Exercise description => Transcribe the lines below word for word, omitting the pictures.

Provided information =>
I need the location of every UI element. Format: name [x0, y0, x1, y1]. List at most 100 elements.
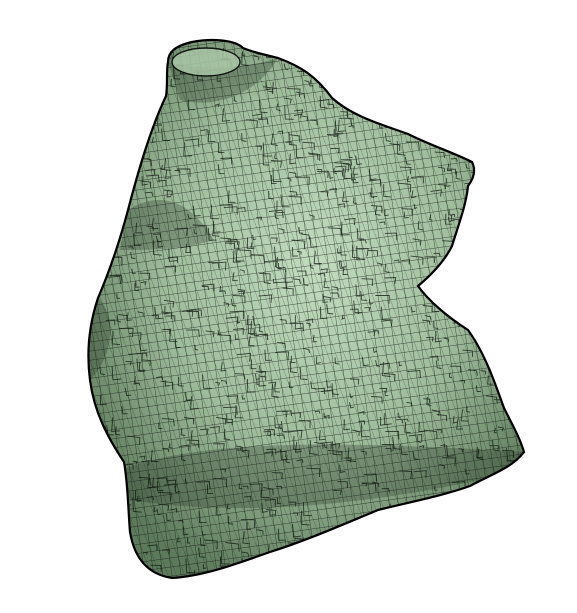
mesh-edge-segment — [288, 171, 297, 178]
mesh-edge-segment — [151, 136, 156, 144]
mesh-edge-segment — [252, 234, 257, 241]
mesh-edge-segment — [133, 233, 142, 246]
mesh-edge-segment — [381, 488, 390, 493]
mesh-edge-segment — [151, 217, 159, 230]
mesh-edge-segment — [302, 347, 311, 354]
mesh-edge-segment — [186, 311, 200, 319]
mesh-edge-segment — [404, 422, 411, 434]
mesh-edge-segment — [129, 96, 135, 104]
mesh-edge-segment — [162, 549, 171, 555]
mesh-edge-segment — [100, 170, 105, 177]
mesh-edge-segment — [255, 145, 263, 151]
mesh-edge-segment — [229, 310, 244, 320]
mesh-edge-segment — [338, 117, 353, 126]
mesh-edge-segment — [235, 405, 244, 419]
mesh-edge-segment — [96, 513, 104, 518]
mesh-edge-segment — [230, 298, 237, 307]
mesh-edge-segment — [130, 251, 136, 259]
mesh-edge-segment — [412, 522, 426, 530]
mesh-edge-segment — [109, 274, 123, 283]
mesh-edge-segment — [423, 398, 431, 404]
mesh-edge-segment — [454, 256, 464, 262]
mesh-edge-segment — [499, 85, 508, 101]
mesh-edge-segment — [246, 315, 253, 326]
mesh-edge-segment — [326, 134, 339, 142]
mesh-edge-segment — [389, 112, 401, 121]
mesh-edge-segment — [506, 123, 513, 135]
mesh-edge-segment — [387, 525, 392, 531]
mesh-edge-segment — [435, 360, 442, 369]
mesh-edge-segment — [459, 118, 466, 129]
mesh-edge-segment — [332, 441, 342, 456]
mesh-edge-segment — [469, 210, 477, 217]
mesh-edge-segment — [180, 428, 186, 436]
mesh-edge-segment — [237, 249, 252, 259]
mesh-edge-segment — [363, 556, 373, 563]
mesh-edge-segment — [164, 305, 170, 315]
mesh-edge-segment — [349, 378, 360, 385]
mesh-edge-segment — [368, 168, 377, 181]
mesh-edge-segment — [419, 559, 429, 566]
mesh-edge-segment — [233, 96, 237, 102]
mesh-edge-segment — [490, 531, 502, 539]
mesh-edge-segment — [221, 108, 231, 122]
mesh-edge-segment — [201, 374, 212, 389]
mesh-edge-segment — [124, 387, 132, 396]
mesh-edge-segment — [105, 250, 110, 258]
mesh-edge-segment — [510, 198, 515, 203]
mesh-edge-segment — [150, 564, 162, 572]
mesh-edge-segment — [227, 238, 239, 245]
mesh-edge-segment — [507, 492, 513, 501]
mesh-edge-segment — [152, 477, 159, 488]
mesh-edge-segment — [254, 373, 260, 381]
mesh-edge-segment — [313, 250, 322, 265]
mesh-edge-segment — [146, 496, 155, 501]
mesh-edge-segment — [340, 260, 347, 269]
mesh-edge-segment — [471, 510, 478, 519]
mesh-edge-segment — [280, 194, 290, 208]
mesh-edge-segment — [506, 491, 515, 505]
mesh-edge-segment — [331, 443, 341, 449]
mesh-edge-segment — [459, 379, 465, 384]
mesh-edge-segment — [136, 358, 146, 371]
mesh-edge-segment — [477, 448, 484, 460]
mesh-edge-segment — [289, 190, 298, 197]
mesh-edge-segment — [95, 160, 103, 165]
mesh-edge-segment — [515, 421, 524, 429]
mesh-edge-segment — [220, 362, 227, 372]
mesh-edge-segment — [432, 63, 437, 72]
mesh-edge-segment — [426, 45, 436, 60]
mesh-edge-segment — [441, 457, 456, 467]
mesh-edge-segment — [503, 252, 519, 262]
mesh-edge-segment — [329, 72, 334, 79]
mesh-edge-segment — [399, 527, 410, 535]
mesh-edge-segment — [137, 311, 144, 317]
mesh-edge-segment — [449, 372, 453, 379]
mesh-edge-segment — [438, 124, 444, 133]
mesh-edge-segment — [379, 387, 388, 393]
mesh-edge-segment — [384, 263, 390, 273]
mesh-edge-segment — [340, 245, 347, 256]
mesh-edge-segment — [270, 237, 278, 242]
mesh-edge-segment — [495, 151, 508, 160]
mesh-edge-segment — [270, 174, 277, 185]
mesh-edge-segment — [388, 569, 394, 578]
mesh-edge-segment — [292, 512, 299, 517]
mesh-edge-segment — [499, 532, 515, 542]
mesh-edge-segment — [478, 222, 486, 228]
mesh-edge-segment — [277, 44, 288, 52]
mesh-edge-segment — [168, 443, 172, 449]
mesh-edge-segment — [440, 131, 449, 143]
mesh-edge-segment — [477, 120, 490, 130]
mesh-edge-segment — [139, 455, 146, 460]
mesh-edge-segment — [119, 327, 134, 337]
mesh-edge-segment — [201, 285, 210, 291]
mesh-edge-segment — [181, 309, 194, 317]
mesh-edge-segment — [367, 331, 376, 337]
mesh-edge-segment — [103, 137, 112, 149]
mesh-edge-segment — [285, 270, 293, 283]
mesh-edge-segment — [107, 153, 113, 162]
mesh-edge-segment — [168, 248, 178, 262]
mesh-edge-segment — [145, 191, 154, 197]
mesh-edge-segment — [301, 233, 311, 240]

Written reply =>
I need the location of every UI element. Format: name [x0, y0, x1, y1]. List at most 100 elements.
mesh-edge-segment — [288, 171, 297, 178]
mesh-edge-segment — [151, 136, 156, 144]
mesh-edge-segment — [252, 234, 257, 241]
mesh-edge-segment — [133, 233, 142, 246]
mesh-edge-segment — [381, 488, 390, 493]
mesh-edge-segment — [151, 217, 159, 230]
mesh-edge-segment — [302, 347, 311, 354]
mesh-edge-segment — [186, 311, 200, 319]
mesh-edge-segment — [404, 422, 411, 434]
mesh-edge-segment — [129, 96, 135, 104]
mesh-edge-segment — [162, 549, 171, 555]
mesh-edge-segment — [100, 170, 105, 177]
mesh-edge-segment — [255, 145, 263, 151]
mesh-edge-segment — [229, 310, 244, 320]
mesh-edge-segment — [338, 117, 353, 126]
mesh-edge-segment — [235, 405, 244, 419]
mesh-edge-segment — [96, 513, 104, 518]
mesh-edge-segment — [230, 298, 237, 307]
mesh-edge-segment — [130, 251, 136, 259]
mesh-edge-segment — [412, 522, 426, 530]
mesh-edge-segment — [109, 274, 123, 283]
mesh-edge-segment — [423, 398, 431, 404]
mesh-edge-segment — [454, 256, 464, 262]
mesh-edge-segment — [499, 85, 508, 101]
mesh-edge-segment — [246, 315, 253, 326]
mesh-edge-segment — [326, 134, 339, 142]
mesh-edge-segment — [389, 112, 401, 121]
mesh-edge-segment — [506, 123, 513, 135]
mesh-edge-segment — [387, 525, 392, 531]
mesh-edge-segment — [435, 360, 442, 369]
mesh-edge-segment — [459, 118, 466, 129]
mesh-edge-segment — [332, 441, 342, 456]
mesh-edge-segment — [469, 210, 477, 217]
mesh-edge-segment — [180, 428, 186, 436]
mesh-edge-segment — [237, 249, 252, 259]
mesh-edge-segment — [363, 556, 373, 563]
mesh-edge-segment — [164, 305, 170, 315]
mesh-edge-segment — [349, 378, 360, 385]
mesh-edge-segment — [368, 168, 377, 181]
mesh-edge-segment — [419, 559, 429, 566]
mesh-edge-segment — [233, 96, 237, 102]
mesh-edge-segment — [490, 531, 502, 539]
mesh-edge-segment — [221, 108, 231, 122]
mesh-edge-segment — [201, 374, 212, 389]
mesh-edge-segment — [124, 387, 132, 396]
mesh-edge-segment — [105, 250, 110, 258]
mesh-edge-segment — [510, 198, 515, 203]
mesh-edge-segment — [150, 564, 162, 572]
mesh-edge-segment — [227, 238, 239, 245]
mesh-edge-segment — [507, 492, 513, 501]
mesh-edge-segment — [152, 477, 159, 488]
mesh-edge-segment — [254, 373, 260, 381]
mesh-edge-segment — [313, 250, 322, 265]
mesh-edge-segment — [146, 496, 155, 501]
mesh-edge-segment — [340, 260, 347, 269]
mesh-edge-segment — [471, 510, 478, 519]
mesh-edge-segment — [280, 194, 290, 208]
mesh-edge-segment — [506, 491, 515, 505]
mesh-edge-segment — [331, 443, 341, 449]
mesh-edge-segment — [459, 379, 465, 384]
mesh-edge-segment — [136, 358, 146, 371]
mesh-edge-segment — [477, 448, 484, 460]
mesh-edge-segment — [289, 190, 298, 197]
mesh-edge-segment — [95, 160, 103, 165]
mesh-edge-segment — [515, 421, 524, 429]
mesh-edge-segment — [220, 362, 227, 372]
mesh-edge-segment — [432, 63, 437, 72]
mesh-edge-segment — [426, 45, 436, 60]
mesh-edge-segment — [441, 457, 456, 467]
mesh-edge-segment — [503, 252, 519, 262]
mesh-edge-segment — [329, 72, 334, 79]
mesh-edge-segment — [399, 527, 410, 535]
mesh-edge-segment — [137, 311, 144, 317]
mesh-edge-segment — [449, 372, 453, 379]
mesh-edge-segment — [438, 124, 444, 133]
mesh-edge-segment — [379, 387, 388, 393]
mesh-edge-segment — [384, 263, 390, 273]
mesh-edge-segment — [340, 245, 347, 256]
mesh-edge-segment — [270, 237, 278, 242]
mesh-edge-segment — [495, 151, 508, 160]
mesh-edge-segment — [270, 174, 277, 185]
mesh-edge-segment — [388, 569, 394, 578]
mesh-edge-segment — [292, 512, 299, 517]
mesh-edge-segment — [499, 532, 515, 542]
mesh-edge-segment — [478, 222, 486, 228]
mesh-edge-segment — [277, 44, 288, 52]
mesh-edge-segment — [168, 443, 172, 449]
mesh-edge-segment — [440, 131, 449, 143]
mesh-edge-segment — [477, 120, 490, 130]
mesh-edge-segment — [139, 455, 146, 460]
mesh-edge-segment — [119, 327, 134, 337]
mesh-edge-segment — [201, 285, 210, 291]
mesh-edge-segment — [181, 309, 194, 317]
mesh-edge-segment — [367, 331, 376, 337]
mesh-edge-segment — [103, 137, 112, 149]
mesh-edge-segment — [285, 270, 293, 283]
mesh-edge-segment — [107, 153, 113, 162]
mesh-edge-segment — [168, 248, 178, 262]
mesh-edge-segment — [145, 191, 154, 197]
mesh-edge-segment — [301, 233, 311, 240]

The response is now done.